◆ **Instruction**
Pick out the lines containing "JSON".

◆ **Materials provided**

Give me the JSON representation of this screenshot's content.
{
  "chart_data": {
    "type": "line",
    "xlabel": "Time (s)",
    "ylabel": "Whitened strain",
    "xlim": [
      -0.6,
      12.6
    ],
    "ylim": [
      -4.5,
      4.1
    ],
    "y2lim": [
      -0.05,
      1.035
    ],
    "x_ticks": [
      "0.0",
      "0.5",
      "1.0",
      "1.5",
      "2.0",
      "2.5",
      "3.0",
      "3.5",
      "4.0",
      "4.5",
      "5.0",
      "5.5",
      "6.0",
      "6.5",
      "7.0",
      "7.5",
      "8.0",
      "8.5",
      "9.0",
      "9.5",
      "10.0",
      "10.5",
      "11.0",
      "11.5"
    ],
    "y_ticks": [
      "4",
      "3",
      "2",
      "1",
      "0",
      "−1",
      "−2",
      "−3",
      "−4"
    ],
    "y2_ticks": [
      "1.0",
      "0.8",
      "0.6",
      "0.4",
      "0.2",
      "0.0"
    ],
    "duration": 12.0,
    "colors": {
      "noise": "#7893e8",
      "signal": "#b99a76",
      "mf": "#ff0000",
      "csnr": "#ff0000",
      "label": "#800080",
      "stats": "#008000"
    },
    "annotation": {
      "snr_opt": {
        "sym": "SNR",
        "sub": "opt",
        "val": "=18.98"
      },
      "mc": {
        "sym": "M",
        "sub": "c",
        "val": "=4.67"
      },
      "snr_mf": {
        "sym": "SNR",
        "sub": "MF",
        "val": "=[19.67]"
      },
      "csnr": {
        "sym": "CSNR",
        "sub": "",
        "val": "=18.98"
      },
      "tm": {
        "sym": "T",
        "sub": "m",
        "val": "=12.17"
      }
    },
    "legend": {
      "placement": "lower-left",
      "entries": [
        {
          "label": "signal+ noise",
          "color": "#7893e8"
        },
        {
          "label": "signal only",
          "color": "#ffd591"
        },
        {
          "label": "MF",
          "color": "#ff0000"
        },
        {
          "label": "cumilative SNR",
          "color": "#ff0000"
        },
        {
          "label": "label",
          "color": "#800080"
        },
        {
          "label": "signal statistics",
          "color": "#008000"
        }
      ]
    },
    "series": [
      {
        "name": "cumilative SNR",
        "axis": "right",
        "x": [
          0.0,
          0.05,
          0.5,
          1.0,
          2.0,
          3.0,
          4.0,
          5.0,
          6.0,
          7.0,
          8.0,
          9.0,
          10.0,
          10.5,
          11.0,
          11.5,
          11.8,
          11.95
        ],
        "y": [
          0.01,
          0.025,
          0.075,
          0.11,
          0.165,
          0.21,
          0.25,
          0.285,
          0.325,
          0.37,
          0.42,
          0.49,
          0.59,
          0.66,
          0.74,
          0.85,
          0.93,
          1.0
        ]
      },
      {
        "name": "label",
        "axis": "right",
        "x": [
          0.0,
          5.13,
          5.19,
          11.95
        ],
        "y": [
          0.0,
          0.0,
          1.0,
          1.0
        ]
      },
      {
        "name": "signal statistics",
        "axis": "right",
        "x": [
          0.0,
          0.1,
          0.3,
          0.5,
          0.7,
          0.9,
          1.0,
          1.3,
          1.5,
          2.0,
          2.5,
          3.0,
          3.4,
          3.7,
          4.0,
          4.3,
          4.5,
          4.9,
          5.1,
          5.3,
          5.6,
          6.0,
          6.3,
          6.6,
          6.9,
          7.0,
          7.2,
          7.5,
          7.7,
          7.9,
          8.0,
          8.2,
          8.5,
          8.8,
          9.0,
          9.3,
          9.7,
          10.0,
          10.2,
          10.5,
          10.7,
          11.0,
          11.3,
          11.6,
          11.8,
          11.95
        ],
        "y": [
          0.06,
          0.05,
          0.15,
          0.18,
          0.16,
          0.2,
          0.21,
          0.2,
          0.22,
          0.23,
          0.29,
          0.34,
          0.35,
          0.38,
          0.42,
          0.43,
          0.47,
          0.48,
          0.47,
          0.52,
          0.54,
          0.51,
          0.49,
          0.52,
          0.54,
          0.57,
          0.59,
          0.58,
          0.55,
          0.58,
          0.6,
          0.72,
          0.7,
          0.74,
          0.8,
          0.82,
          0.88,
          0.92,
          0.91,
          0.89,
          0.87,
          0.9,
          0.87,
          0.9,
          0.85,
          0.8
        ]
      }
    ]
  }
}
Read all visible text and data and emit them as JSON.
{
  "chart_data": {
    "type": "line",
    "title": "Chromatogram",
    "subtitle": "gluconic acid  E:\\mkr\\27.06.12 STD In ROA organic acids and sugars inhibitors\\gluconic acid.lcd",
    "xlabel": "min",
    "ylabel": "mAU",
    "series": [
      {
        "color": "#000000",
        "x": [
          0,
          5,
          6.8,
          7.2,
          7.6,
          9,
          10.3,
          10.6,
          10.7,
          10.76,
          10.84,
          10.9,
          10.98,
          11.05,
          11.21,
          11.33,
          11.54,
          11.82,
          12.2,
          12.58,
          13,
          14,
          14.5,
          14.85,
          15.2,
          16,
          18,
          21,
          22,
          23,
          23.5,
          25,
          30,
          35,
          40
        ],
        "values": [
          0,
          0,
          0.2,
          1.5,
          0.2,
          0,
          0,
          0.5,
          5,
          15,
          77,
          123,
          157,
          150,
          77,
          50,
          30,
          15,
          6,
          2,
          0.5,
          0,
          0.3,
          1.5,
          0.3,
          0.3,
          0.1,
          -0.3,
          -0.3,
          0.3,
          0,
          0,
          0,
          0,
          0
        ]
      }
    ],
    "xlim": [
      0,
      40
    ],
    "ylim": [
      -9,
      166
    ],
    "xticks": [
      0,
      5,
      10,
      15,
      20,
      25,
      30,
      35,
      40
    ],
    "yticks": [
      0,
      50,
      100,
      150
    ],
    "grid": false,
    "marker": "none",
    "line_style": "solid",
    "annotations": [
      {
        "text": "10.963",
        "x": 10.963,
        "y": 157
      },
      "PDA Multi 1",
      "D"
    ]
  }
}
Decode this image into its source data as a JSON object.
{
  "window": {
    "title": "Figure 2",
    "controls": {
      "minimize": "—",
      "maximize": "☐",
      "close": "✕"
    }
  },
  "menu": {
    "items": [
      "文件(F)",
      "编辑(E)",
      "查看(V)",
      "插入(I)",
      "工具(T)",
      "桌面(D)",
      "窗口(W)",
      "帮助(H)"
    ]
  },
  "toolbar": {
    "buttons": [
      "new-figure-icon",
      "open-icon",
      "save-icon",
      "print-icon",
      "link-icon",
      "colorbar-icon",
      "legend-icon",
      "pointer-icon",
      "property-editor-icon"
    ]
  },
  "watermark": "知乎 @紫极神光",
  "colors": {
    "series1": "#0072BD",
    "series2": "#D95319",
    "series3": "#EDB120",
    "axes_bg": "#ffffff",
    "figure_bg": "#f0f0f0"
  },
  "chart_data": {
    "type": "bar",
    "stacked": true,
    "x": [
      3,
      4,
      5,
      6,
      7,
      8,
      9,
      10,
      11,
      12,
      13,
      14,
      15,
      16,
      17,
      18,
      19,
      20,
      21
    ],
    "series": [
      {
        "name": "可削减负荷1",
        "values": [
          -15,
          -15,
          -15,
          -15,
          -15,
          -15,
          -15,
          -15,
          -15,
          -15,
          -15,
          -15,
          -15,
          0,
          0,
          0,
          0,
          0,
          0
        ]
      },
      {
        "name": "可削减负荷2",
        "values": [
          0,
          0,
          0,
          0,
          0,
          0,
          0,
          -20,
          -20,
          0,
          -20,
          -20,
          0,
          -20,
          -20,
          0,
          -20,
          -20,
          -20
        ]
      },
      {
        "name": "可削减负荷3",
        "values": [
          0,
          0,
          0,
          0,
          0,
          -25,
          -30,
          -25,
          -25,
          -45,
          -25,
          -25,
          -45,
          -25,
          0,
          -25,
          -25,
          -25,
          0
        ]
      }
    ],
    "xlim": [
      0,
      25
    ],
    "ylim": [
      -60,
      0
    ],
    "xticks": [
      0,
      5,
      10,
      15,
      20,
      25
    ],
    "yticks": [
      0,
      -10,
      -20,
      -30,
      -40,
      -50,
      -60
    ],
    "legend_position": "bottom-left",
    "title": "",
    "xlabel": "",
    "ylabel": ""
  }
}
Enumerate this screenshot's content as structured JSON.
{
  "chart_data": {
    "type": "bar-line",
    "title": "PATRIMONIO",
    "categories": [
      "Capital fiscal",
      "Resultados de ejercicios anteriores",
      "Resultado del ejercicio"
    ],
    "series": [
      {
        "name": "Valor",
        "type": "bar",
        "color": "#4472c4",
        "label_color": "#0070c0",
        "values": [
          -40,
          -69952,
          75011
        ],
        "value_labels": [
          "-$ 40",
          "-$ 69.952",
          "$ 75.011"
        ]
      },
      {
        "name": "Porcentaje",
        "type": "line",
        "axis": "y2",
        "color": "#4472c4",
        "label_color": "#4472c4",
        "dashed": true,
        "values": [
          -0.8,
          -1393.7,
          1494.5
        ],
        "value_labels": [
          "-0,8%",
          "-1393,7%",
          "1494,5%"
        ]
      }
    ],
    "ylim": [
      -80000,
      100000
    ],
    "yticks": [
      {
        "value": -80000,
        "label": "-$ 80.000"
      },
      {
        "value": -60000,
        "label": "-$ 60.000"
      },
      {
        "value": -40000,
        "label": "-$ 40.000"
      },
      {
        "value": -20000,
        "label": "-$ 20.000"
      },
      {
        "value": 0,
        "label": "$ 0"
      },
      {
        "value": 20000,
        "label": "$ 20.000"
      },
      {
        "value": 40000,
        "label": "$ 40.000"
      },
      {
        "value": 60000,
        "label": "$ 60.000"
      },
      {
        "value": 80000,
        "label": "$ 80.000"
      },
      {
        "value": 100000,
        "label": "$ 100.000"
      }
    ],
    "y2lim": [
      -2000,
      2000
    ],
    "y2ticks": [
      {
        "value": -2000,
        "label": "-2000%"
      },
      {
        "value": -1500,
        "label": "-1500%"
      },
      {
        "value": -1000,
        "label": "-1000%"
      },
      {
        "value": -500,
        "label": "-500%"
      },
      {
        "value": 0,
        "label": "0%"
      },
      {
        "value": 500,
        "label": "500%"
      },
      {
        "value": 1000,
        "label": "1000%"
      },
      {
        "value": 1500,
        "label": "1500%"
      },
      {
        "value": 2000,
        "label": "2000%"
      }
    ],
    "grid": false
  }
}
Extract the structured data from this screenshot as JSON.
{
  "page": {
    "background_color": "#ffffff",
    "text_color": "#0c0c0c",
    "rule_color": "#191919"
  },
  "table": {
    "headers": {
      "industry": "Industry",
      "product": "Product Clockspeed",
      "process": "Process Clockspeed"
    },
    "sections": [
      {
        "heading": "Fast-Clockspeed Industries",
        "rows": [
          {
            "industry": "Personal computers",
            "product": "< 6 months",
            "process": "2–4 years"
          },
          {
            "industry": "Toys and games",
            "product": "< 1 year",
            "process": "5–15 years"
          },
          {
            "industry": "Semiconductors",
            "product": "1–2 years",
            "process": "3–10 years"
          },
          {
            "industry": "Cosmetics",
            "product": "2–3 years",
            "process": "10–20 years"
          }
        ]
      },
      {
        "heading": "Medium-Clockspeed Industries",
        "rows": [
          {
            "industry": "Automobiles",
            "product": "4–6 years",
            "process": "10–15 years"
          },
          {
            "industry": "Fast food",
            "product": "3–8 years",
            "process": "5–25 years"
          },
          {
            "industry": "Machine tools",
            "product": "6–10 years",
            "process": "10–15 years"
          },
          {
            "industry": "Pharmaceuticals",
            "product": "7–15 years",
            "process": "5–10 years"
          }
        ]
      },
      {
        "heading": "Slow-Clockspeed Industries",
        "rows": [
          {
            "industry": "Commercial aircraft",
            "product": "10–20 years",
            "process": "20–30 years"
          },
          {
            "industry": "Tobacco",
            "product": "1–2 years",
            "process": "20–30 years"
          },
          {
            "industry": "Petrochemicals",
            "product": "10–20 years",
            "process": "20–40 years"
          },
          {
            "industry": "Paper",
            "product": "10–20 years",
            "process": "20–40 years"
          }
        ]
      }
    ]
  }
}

◆ **Response**
Give me the JSON representation of this screenshot's content.
Read all visible text and data and emit them as JSON.
Decode this image into its source data as a JSON object.
Enumerate this screenshot's content as structured JSON.
Extract the structured data from this screenshot as JSON.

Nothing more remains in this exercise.